■ Task data:
□ □ □ □ □
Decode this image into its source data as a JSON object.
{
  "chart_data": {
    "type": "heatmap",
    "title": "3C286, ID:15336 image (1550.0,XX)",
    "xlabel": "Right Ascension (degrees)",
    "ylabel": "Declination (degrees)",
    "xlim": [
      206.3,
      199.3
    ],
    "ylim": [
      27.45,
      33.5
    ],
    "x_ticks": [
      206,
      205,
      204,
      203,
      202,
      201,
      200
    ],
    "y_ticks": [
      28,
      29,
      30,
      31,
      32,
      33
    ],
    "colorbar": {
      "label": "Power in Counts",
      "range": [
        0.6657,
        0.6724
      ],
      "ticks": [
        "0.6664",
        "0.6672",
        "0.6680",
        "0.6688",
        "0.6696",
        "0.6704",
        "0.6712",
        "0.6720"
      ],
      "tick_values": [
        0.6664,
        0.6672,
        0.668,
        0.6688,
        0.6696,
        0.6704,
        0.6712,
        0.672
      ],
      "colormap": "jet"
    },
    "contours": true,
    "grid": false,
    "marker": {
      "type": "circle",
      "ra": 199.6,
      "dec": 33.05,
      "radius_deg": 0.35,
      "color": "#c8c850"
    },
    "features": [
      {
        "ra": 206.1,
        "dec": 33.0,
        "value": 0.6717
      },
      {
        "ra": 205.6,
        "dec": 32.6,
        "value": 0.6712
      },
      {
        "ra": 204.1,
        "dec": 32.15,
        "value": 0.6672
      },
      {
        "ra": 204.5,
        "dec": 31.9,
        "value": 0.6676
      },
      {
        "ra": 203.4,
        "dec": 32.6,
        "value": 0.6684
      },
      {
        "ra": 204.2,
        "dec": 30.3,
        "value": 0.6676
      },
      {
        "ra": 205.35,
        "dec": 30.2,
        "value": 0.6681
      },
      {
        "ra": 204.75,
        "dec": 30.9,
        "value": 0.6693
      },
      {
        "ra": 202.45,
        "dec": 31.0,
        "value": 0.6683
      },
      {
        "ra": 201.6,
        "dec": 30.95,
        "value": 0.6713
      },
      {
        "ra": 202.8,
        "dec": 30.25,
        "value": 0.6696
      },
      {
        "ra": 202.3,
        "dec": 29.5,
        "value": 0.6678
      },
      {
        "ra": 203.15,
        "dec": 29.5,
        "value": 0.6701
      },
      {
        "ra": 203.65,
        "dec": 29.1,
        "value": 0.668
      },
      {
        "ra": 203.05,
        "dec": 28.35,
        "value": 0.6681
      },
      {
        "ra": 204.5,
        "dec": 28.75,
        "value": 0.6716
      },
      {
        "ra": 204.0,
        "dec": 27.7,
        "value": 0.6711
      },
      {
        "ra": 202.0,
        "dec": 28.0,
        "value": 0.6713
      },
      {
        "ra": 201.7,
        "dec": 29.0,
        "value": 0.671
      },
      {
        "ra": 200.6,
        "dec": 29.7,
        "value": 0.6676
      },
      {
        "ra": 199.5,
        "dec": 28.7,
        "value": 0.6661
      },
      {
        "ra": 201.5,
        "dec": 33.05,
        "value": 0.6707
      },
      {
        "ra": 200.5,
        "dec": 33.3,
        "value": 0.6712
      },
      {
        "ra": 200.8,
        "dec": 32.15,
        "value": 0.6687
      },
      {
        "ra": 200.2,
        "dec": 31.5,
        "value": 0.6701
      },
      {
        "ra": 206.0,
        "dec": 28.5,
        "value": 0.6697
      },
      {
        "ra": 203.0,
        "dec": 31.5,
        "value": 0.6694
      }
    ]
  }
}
□ □ □ □ □
■ What you should do:
Output the records exactly, including every line.

■ Reply to the exercise:
Decode this image into its source data as a JSON object.
{
  "chart_data": {
    "type": "heatmap",
    "title": "3C286, ID:15336 image (1550.0,XX)",
    "xlabel": "Right Ascension (degrees)",
    "ylabel": "Declination (degrees)",
    "xlim": [
      206.3,
      199.3
    ],
    "ylim": [
      27.45,
      33.5
    ],
    "x_ticks": [
      206,
      205,
      204,
      203,
      202,
      201,
      200
    ],
    "y_ticks": [
      28,
      29,
      30,
      31,
      32,
      33
    ],
    "colorbar": {
      "label": "Power in Counts",
      "range": [
        0.6657,
        0.6724
      ],
      "ticks": [
        "0.6664",
        "0.6672",
        "0.6680",
        "0.6688",
        "0.6696",
        "0.6704",
        "0.6712",
        "0.6720"
      ],
      "tick_values": [
        0.6664,
        0.6672,
        0.668,
        0.6688,
        0.6696,
        0.6704,
        0.6712,
        0.672
      ],
      "colormap": "jet"
    },
    "contours": true,
    "grid": false,
    "marker": {
      "type": "circle",
      "ra": 199.6,
      "dec": 33.05,
      "radius_deg": 0.35,
      "color": "#c8c850"
    },
    "features": [
      {
        "ra": 206.1,
        "dec": 33.0,
        "value": 0.6717
      },
      {
        "ra": 205.6,
        "dec": 32.6,
        "value": 0.6712
      },
      {
        "ra": 204.1,
        "dec": 32.15,
        "value": 0.6672
      },
      {
        "ra": 204.5,
        "dec": 31.9,
        "value": 0.6676
      },
      {
        "ra": 203.4,
        "dec": 32.6,
        "value": 0.6684
      },
      {
        "ra": 204.2,
        "dec": 30.3,
        "value": 0.6676
      },
      {
        "ra": 205.35,
        "dec": 30.2,
        "value": 0.6681
      },
      {
        "ra": 204.75,
        "dec": 30.9,
        "value": 0.6693
      },
      {
        "ra": 202.45,
        "dec": 31.0,
        "value": 0.6683
      },
      {
        "ra": 201.6,
        "dec": 30.95,
        "value": 0.6713
      },
      {
        "ra": 202.8,
        "dec": 30.25,
        "value": 0.6696
      },
      {
        "ra": 202.3,
        "dec": 29.5,
        "value": 0.6678
      },
      {
        "ra": 203.15,
        "dec": 29.5,
        "value": 0.6701
      },
      {
        "ra": 203.65,
        "dec": 29.1,
        "value": 0.668
      },
      {
        "ra": 203.05,
        "dec": 28.35,
        "value": 0.6681
      },
      {
        "ra": 204.5,
        "dec": 28.75,
        "value": 0.6716
      },
      {
        "ra": 204.0,
        "dec": 27.7,
        "value": 0.6711
      },
      {
        "ra": 202.0,
        "dec": 28.0,
        "value": 0.6713
      },
      {
        "ra": 201.7,
        "dec": 29.0,
        "value": 0.671
      },
      {
        "ra": 200.6,
        "dec": 29.7,
        "value": 0.6676
      },
      {
        "ra": 199.5,
        "dec": 28.7,
        "value": 0.6661
      },
      {
        "ra": 201.5,
        "dec": 33.05,
        "value": 0.6707
      },
      {
        "ra": 200.5,
        "dec": 33.3,
        "value": 0.6712
      },
      {
        "ra": 200.8,
        "dec": 32.15,
        "value": 0.6687
      },
      {
        "ra": 200.2,
        "dec": 31.5,
        "value": 0.6701
      },
      {
        "ra": 206.0,
        "dec": 28.5,
        "value": 0.6697
      },
      {
        "ra": 203.0,
        "dec": 31.5,
        "value": 0.6694
      }
    ]
  }
}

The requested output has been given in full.